## What you are asked to do
Write out the whole listing again, exactly.

## Entries shown
= = = = = = =
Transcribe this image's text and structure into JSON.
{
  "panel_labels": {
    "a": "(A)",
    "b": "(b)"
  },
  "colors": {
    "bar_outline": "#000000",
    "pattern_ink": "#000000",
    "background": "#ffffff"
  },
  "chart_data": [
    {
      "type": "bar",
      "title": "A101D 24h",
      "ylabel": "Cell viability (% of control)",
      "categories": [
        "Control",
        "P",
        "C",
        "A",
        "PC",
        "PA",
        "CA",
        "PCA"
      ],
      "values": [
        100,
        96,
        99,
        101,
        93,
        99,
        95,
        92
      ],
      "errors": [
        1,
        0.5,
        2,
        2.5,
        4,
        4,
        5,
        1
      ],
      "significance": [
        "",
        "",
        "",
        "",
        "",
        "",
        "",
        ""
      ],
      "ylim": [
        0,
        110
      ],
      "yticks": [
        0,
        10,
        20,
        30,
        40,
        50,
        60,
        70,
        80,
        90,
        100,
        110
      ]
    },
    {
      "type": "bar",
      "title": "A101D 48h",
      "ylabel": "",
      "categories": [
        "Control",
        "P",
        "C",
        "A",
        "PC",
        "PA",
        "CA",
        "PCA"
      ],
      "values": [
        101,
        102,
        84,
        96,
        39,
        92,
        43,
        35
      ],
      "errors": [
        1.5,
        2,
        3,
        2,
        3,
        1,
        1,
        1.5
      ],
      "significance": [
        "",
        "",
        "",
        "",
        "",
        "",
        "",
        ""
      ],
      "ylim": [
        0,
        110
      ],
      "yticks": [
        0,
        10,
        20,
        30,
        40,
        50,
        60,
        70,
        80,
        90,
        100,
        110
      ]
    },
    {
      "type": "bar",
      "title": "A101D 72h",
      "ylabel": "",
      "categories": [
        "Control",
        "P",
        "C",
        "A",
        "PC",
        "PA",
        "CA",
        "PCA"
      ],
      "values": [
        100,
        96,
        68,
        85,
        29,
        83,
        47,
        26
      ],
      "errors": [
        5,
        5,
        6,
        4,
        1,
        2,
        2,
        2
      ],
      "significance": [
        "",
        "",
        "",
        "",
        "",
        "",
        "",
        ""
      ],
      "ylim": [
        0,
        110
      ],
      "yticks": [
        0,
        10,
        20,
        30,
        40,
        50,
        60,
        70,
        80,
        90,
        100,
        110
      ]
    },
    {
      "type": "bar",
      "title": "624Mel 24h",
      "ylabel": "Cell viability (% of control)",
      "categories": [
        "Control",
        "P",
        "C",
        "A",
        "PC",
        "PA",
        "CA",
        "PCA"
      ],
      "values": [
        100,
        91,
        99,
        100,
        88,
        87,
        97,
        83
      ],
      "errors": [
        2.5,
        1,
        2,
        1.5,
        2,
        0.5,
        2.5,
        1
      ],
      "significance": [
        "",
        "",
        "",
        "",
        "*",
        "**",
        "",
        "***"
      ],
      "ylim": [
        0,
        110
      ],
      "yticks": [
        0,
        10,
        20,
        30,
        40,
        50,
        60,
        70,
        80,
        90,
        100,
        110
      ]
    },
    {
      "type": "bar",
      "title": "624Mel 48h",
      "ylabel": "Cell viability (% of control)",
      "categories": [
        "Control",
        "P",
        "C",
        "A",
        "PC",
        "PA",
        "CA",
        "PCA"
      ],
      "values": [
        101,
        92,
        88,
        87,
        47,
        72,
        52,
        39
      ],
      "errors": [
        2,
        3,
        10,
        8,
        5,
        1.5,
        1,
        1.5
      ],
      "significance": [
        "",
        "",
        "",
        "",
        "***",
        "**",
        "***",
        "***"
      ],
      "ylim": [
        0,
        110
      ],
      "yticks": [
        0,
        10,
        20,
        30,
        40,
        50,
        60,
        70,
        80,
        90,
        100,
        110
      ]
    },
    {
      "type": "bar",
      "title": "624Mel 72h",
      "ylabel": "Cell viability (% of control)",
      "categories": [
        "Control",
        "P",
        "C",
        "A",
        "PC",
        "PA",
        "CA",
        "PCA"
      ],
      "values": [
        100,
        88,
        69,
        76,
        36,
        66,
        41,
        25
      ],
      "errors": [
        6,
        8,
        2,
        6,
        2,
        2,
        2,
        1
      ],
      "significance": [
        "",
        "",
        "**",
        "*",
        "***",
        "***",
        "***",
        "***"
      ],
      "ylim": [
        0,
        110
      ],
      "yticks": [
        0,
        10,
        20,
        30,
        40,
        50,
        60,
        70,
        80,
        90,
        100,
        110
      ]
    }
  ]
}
= = = = = = =
## Task result
Transcribe this image's text and structure into JSON.
{
  "panel_labels": {
    "a": "(A)",
    "b": "(b)"
  },
  "colors": {
    "bar_outline": "#000000",
    "pattern_ink": "#000000",
    "background": "#ffffff"
  },
  "chart_data": [
    {
      "type": "bar",
      "title": "A101D 24h",
      "ylabel": "Cell viability (% of control)",
      "categories": [
        "Control",
        "P",
        "C",
        "A",
        "PC",
        "PA",
        "CA",
        "PCA"
      ],
      "values": [
        100,
        96,
        99,
        101,
        93,
        99,
        95,
        92
      ],
      "errors": [
        1,
        0.5,
        2,
        2.5,
        4,
        4,
        5,
        1
      ],
      "significance": [
        "",
        "",
        "",
        "",
        "",
        "",
        "",
        ""
      ],
      "ylim": [
        0,
        110
      ],
      "yticks": [
        0,
        10,
        20,
        30,
        40,
        50,
        60,
        70,
        80,
        90,
        100,
        110
      ]
    },
    {
      "type": "bar",
      "title": "A101D 48h",
      "ylabel": "",
      "categories": [
        "Control",
        "P",
        "C",
        "A",
        "PC",
        "PA",
        "CA",
        "PCA"
      ],
      "values": [
        101,
        102,
        84,
        96,
        39,
        92,
        43,
        35
      ],
      "errors": [
        1.5,
        2,
        3,
        2,
        3,
        1,
        1,
        1.5
      ],
      "significance": [
        "",
        "",
        "",
        "",
        "",
        "",
        "",
        ""
      ],
      "ylim": [
        0,
        110
      ],
      "yticks": [
        0,
        10,
        20,
        30,
        40,
        50,
        60,
        70,
        80,
        90,
        100,
        110
      ]
    },
    {
      "type": "bar",
      "title": "A101D 72h",
      "ylabel": "",
      "categories": [
        "Control",
        "P",
        "C",
        "A",
        "PC",
        "PA",
        "CA",
        "PCA"
      ],
      "values": [
        100,
        96,
        68,
        85,
        29,
        83,
        47,
        26
      ],
      "errors": [
        5,
        5,
        6,
        4,
        1,
        2,
        2,
        2
      ],
      "significance": [
        "",
        "",
        "",
        "",
        "",
        "",
        "",
        ""
      ],
      "ylim": [
        0,
        110
      ],
      "yticks": [
        0,
        10,
        20,
        30,
        40,
        50,
        60,
        70,
        80,
        90,
        100,
        110
      ]
    },
    {
      "type": "bar",
      "title": "624Mel 24h",
      "ylabel": "Cell viability (% of control)",
      "categories": [
        "Control",
        "P",
        "C",
        "A",
        "PC",
        "PA",
        "CA",
        "PCA"
      ],
      "values": [
        100,
        91,
        99,
        100,
        88,
        87,
        97,
        83
      ],
      "errors": [
        2.5,
        1,
        2,
        1.5,
        2,
        0.5,
        2.5,
        1
      ],
      "significance": [
        "",
        "",
        "",
        "",
        "*",
        "**",
        "",
        "***"
      ],
      "ylim": [
        0,
        110
      ],
      "yticks": [
        0,
        10,
        20,
        30,
        40,
        50,
        60,
        70,
        80,
        90,
        100,
        110
      ]
    },
    {
      "type": "bar",
      "title": "624Mel 48h",
      "ylabel": "Cell viability (% of control)",
      "categories": [
        "Control",
        "P",
        "C",
        "A",
        "PC",
        "PA",
        "CA",
        "PCA"
      ],
      "values": [
        101,
        92,
        88,
        87,
        47,
        72,
        52,
        39
      ],
      "errors": [
        2,
        3,
        10,
        8,
        5,
        1.5,
        1,
        1.5
      ],
      "significance": [
        "",
        "",
        "",
        "",
        "***",
        "**",
        "***",
        "***"
      ],
      "ylim": [
        0,
        110
      ],
      "yticks": [
        0,
        10,
        20,
        30,
        40,
        50,
        60,
        70,
        80,
        90,
        100,
        110
      ]
    },
    {
      "type": "bar",
      "title": "624Mel 72h",
      "ylabel": "Cell viability (% of control)",
      "categories": [
        "Control",
        "P",
        "C",
        "A",
        "PC",
        "PA",
        "CA",
        "PCA"
      ],
      "values": [
        100,
        88,
        69,
        76,
        36,
        66,
        41,
        25
      ],
      "errors": [
        6,
        8,
        2,
        6,
        2,
        2,
        2,
        1
      ],
      "significance": [
        "",
        "",
        "**",
        "*",
        "***",
        "***",
        "***",
        "***"
      ],
      "ylim": [
        0,
        110
      ],
      "yticks": [
        0,
        10,
        20,
        30,
        40,
        50,
        60,
        70,
        80,
        90,
        100,
        110
      ]
    }
  ]
}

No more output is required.